Exercise task a ▸
Summarize the blog comments in two sentences.

Selected extract ▸
September 8, 2010 at 9:57 AM  
Blogger Maggie S said...

OUCH. Your are really grown up to understand that it is her day, but it is also okay to feel how you feel. I am a lot older than you and I think I might not handle it so well.

September 8, 2010 at 10:11 AM  
Blogger Joy said...

I did include my soon to be SIL in my bridal party we weren't all that close since she lived hours away.

I say find out what the bridesmaids will be wearing find something WAY more fabulous and show up looking amazing in a dress that you will be able to wear again unlike the bridesmaids who you know will never wear that dress again!

September 8, 2010 at 11:05 AM  
Blogger Us said...

Stopping by from SITS. I love the idea of pouring your heart out. It's cathartic.

It is the bride's right to choose her wedding party, but I would be pretty stung too. Hopefully you can get all the hurt out of the way and enjoy the wedding when it rolls around. Looking fantastic is sweet revenge... ;)

September 8, 2010 at 11:28 AM  
Anonymous Anonymous said...

I'm sorry you are hurt. When I got married, my Mom talked me into having my younger cousin stand up because we grew up together even though we hadn't been close for a few years and I didn't want to hurt our Grandma etc. After, we had become close again. The time came for his Wedding and I wasn't asked to stand up and Buggie wasn't even asked to be a flower girl. Even though he and his wife spent every weekend with us I was however, allowed to make the flower arrangements, free of charge of course. It felt like I was being used.

I hope you can have a nice time at his wedding and the hurt goes away soon.

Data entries
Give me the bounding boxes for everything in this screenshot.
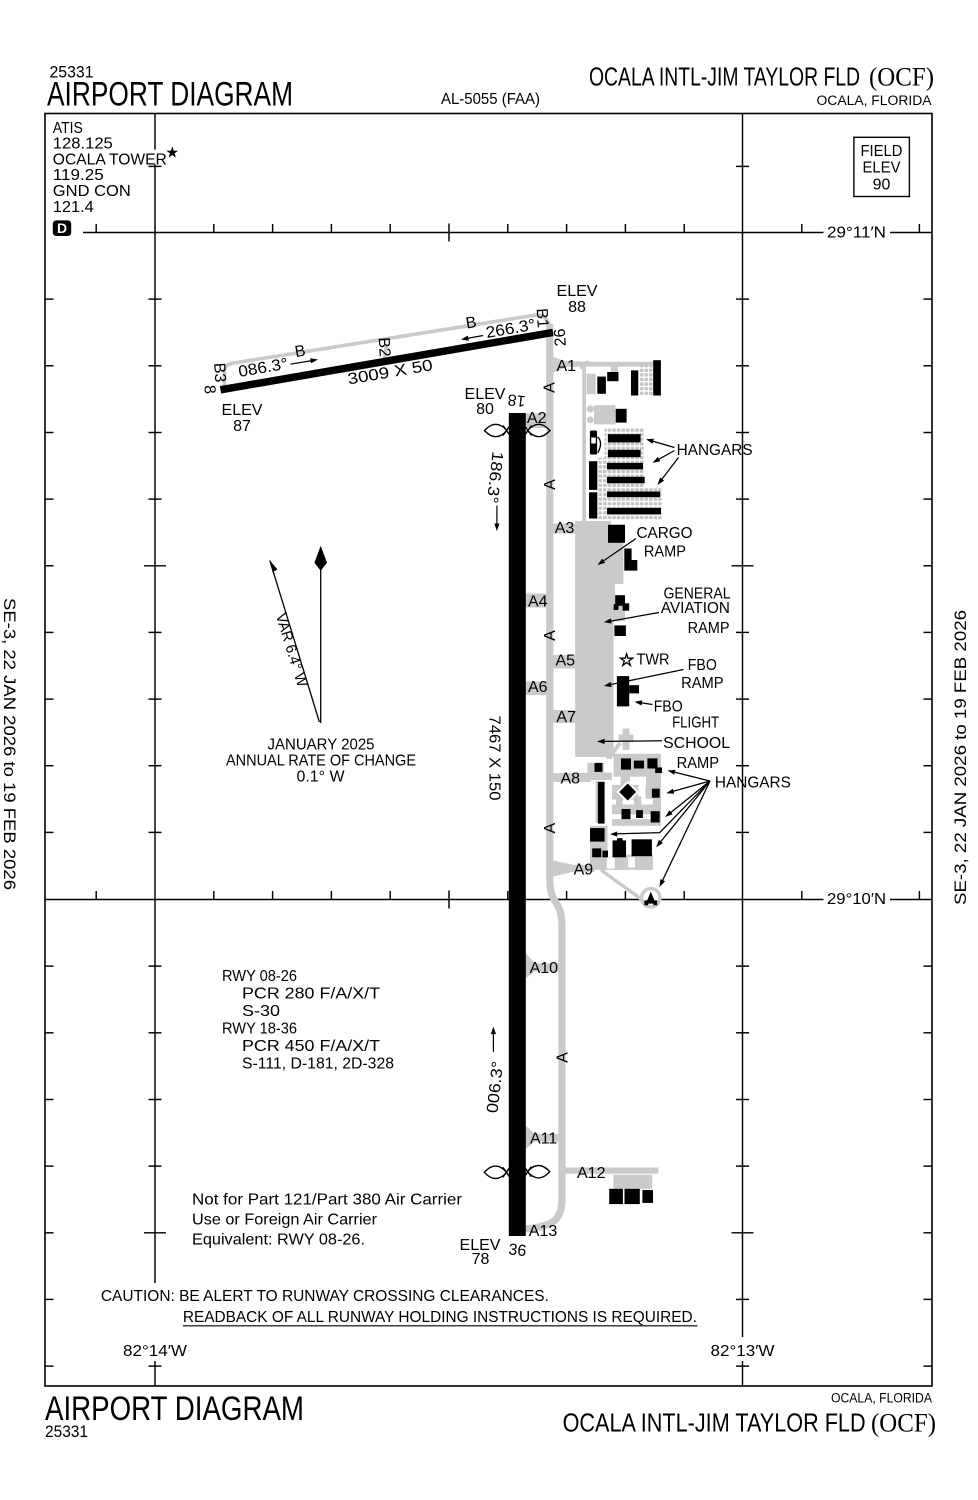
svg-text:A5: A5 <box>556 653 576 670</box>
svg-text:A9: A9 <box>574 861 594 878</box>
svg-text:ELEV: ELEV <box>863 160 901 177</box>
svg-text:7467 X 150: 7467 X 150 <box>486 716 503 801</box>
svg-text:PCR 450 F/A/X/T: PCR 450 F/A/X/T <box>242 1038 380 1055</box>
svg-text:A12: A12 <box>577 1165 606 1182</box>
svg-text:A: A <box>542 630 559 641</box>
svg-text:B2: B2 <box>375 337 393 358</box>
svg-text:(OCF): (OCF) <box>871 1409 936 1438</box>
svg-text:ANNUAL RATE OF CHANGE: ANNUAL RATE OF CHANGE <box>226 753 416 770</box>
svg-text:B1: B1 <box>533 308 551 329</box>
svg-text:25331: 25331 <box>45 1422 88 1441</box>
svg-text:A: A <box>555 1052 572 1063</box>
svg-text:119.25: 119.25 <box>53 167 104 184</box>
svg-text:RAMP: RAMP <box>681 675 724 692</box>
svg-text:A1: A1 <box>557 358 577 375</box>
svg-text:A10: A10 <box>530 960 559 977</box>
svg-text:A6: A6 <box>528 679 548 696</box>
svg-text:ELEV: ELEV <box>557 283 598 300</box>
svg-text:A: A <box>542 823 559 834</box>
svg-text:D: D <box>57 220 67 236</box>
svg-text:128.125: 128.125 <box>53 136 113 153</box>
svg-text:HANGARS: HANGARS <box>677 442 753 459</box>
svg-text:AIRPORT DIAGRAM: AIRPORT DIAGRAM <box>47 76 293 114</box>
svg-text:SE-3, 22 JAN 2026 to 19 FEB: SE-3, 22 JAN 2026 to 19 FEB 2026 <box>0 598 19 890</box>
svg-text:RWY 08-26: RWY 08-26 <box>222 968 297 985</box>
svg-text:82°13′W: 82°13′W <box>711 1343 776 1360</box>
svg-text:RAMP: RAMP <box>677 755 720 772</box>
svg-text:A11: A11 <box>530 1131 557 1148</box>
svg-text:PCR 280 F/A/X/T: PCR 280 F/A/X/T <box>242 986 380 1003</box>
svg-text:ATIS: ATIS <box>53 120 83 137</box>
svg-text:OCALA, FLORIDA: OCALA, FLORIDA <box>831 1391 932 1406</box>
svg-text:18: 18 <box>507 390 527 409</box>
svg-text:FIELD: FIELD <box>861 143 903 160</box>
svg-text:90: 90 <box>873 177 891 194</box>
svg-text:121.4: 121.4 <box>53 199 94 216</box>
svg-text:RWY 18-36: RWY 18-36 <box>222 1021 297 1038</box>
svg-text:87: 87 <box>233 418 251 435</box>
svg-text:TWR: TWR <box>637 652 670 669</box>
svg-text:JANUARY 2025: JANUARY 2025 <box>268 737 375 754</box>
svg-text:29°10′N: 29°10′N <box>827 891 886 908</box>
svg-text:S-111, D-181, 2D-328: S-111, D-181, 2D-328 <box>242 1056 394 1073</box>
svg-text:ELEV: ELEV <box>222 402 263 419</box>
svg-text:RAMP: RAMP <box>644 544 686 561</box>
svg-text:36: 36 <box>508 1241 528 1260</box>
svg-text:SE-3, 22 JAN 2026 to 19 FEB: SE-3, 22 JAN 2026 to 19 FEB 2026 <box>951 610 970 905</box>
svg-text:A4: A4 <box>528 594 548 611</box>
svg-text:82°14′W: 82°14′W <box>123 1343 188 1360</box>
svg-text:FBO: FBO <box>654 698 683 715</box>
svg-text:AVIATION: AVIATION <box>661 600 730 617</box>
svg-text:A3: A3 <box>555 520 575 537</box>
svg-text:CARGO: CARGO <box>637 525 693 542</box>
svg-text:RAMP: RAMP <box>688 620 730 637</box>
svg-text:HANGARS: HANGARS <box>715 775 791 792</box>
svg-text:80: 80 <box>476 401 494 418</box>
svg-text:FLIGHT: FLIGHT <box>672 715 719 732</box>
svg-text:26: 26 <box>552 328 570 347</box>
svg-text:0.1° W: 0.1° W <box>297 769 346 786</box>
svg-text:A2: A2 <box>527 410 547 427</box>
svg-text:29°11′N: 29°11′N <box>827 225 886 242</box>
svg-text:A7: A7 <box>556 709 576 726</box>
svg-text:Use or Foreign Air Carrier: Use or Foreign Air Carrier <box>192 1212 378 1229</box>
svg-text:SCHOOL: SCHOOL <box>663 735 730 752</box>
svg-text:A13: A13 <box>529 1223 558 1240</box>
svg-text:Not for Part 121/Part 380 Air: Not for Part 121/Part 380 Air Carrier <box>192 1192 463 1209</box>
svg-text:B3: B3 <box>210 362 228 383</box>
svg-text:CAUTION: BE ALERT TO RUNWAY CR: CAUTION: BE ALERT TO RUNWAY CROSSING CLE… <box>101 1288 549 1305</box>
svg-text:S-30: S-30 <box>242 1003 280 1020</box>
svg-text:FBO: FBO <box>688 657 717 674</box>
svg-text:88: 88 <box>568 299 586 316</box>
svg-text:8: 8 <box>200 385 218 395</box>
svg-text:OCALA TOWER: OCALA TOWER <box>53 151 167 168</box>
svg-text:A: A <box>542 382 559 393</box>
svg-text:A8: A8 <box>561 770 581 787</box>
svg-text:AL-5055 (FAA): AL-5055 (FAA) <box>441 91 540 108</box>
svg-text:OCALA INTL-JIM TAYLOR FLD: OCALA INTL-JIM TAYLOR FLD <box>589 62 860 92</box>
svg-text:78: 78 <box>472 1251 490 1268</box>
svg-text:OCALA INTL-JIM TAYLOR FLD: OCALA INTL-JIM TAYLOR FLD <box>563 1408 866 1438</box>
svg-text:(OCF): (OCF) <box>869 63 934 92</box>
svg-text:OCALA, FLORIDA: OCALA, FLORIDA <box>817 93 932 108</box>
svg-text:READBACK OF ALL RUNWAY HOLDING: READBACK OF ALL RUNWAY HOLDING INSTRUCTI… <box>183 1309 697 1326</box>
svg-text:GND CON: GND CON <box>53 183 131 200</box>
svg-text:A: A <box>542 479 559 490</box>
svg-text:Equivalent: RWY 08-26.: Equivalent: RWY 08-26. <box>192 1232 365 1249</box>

Exercise task b ▸
Report every line of the listing that contains the string "HANGARS", treating uppercase and lowercase letters as distinct.

Correct output a ▸
Commenters respond to the writer's hurt over a wedding, with one granting that it is the bride's right to choose her wedding party while admitting they would be stung too. One suggests showing up in a dress more fabulous than the bridesmaids' dresses, and an anonymous commenter describes not being asked to stand up at a younger cousin's wedding but being allowed to make the flower arrangements free of charge.

Correct output b ▸
svg-text:HANGARS: HANGARS <box>677 442 753 459</box>
svg-text:HANGARS: HANGARS <box>715 775 791 792</box>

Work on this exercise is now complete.